Can you quote the records below in full, word for word?

►

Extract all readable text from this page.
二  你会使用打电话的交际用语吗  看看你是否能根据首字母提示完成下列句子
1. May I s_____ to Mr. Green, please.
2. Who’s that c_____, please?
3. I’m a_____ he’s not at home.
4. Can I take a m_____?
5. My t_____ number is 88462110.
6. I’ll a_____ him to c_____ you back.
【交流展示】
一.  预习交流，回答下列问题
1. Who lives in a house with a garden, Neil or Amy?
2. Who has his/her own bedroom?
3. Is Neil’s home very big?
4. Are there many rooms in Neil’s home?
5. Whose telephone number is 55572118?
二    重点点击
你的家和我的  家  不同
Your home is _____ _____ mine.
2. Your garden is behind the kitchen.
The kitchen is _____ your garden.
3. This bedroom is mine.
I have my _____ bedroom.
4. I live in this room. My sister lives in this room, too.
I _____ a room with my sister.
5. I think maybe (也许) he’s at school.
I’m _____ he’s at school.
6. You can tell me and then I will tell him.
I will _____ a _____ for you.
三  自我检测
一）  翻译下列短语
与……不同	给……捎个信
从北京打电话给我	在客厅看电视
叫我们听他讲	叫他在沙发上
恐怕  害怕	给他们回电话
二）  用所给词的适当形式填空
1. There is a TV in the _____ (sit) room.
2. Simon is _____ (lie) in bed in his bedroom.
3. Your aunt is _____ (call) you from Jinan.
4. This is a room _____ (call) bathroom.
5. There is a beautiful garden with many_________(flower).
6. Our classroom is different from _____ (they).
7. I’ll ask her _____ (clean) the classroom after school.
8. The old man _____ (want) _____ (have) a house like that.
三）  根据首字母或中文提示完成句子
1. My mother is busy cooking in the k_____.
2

◄

EXERCISE RESULT —
Extract all readable text from this page.
二  你会使用打电话的交际用语吗  看看你是否能根据首字母提示完成下列句子
1. May I s_____ to Mr. Green, please.
2. Who’s that c_____, please?
3. I’m a_____ he’s not at home.
4. Can I take a m_____?
5. My t_____ number is 88462110.
6. I’ll a_____ him to c_____ you back.
【交流展示】
一.  预习交流，回答下列问题
1. Who lives in a house with a garden, Neil or Amy?
2. Who has his/her own bedroom?
3. Is Neil’s home very big?
4. Are there many rooms in Neil’s home?
5. Whose telephone number is 55572118?
二    重点点击
你的家和我的  家  不同
Your home is _____ _____ mine.
2. Your garden is behind the kitchen.
The kitchen is _____ your garden.
3. This bedroom is mine.
I have my _____ bedroom.
4. I live in this room. My sister lives in this room, too.
I _____ a room with my sister.
5. I think maybe (也许) he’s at school.
I’m _____ he’s at school.
6. You can tell me and then I will tell him.
I will _____ a _____ for you.
三  自我检测
一）  翻译下列短语
与……不同	给……捎个信
从北京打电话给我	在客厅看电视
叫我们听他讲	叫他在沙发上
恐怕  害怕	给他们回电话
二）  用所给词的适当形式填空
1. There is a TV in the _____ (sit) room.
2. Simon is _____ (lie) in bed in his bedroom.
3. Your aunt is _____ (call) you from Jinan.
4. This is a room _____ (call) bathroom.
5. There is a beautiful garden with many_________(flower).
6. Our classroom is different from _____ (they).
7. I’ll ask her _____ (clean) the classroom after school.
8. The old man _____ (want) _____ (have) a house like that.
三）  根据首字母或中文提示完成句子
1. My mother is busy cooking in the k_____.
2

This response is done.